- **REQUIREMENT**: Read the lines that follow and pick out every one containing the word "name".

┌────────

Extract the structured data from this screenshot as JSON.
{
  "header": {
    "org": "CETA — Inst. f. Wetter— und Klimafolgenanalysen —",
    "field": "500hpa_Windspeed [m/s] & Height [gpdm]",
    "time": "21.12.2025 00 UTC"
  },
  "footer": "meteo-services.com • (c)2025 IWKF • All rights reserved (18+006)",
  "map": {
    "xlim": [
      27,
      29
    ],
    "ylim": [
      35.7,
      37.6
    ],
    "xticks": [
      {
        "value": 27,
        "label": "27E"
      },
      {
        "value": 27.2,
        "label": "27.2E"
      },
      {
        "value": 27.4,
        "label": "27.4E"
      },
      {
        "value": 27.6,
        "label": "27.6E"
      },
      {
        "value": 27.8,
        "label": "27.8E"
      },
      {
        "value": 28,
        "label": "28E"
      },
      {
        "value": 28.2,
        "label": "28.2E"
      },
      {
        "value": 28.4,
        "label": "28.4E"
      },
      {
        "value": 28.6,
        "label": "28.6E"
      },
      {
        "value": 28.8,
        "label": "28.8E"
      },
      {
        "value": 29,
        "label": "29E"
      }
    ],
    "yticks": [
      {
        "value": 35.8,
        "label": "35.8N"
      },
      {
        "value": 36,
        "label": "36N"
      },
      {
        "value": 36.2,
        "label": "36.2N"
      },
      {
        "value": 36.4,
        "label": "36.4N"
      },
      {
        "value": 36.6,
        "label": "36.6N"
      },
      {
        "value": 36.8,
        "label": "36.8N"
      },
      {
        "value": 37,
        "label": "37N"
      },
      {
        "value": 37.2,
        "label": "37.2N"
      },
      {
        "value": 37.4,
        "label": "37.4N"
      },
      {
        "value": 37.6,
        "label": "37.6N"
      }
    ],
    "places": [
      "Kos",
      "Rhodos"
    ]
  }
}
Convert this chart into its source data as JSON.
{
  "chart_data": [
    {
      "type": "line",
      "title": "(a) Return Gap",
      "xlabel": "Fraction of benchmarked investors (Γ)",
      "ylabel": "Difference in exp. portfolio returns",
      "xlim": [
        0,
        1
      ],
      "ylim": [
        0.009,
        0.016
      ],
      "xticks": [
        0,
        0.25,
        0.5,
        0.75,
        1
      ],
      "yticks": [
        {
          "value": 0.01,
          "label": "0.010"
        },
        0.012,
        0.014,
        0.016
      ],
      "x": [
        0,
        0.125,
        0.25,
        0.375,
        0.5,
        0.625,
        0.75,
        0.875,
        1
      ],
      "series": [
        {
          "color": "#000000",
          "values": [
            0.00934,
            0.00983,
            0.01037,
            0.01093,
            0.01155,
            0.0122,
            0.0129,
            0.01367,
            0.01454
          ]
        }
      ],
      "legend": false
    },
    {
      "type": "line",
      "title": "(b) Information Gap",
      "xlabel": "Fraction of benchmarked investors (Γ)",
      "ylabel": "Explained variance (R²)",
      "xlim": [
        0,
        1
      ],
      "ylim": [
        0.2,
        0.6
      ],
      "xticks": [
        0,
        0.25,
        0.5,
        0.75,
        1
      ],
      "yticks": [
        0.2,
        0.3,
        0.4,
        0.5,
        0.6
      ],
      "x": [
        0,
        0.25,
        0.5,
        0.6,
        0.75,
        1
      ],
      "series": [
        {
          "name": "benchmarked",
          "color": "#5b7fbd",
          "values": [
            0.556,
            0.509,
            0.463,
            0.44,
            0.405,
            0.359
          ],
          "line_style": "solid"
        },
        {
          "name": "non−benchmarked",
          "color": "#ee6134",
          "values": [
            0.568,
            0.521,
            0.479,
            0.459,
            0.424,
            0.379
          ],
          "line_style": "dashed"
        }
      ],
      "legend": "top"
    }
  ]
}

└────────

- **FINAL RESULT**:
          "name": "benchmarked",
          "name": "non−benchmarked",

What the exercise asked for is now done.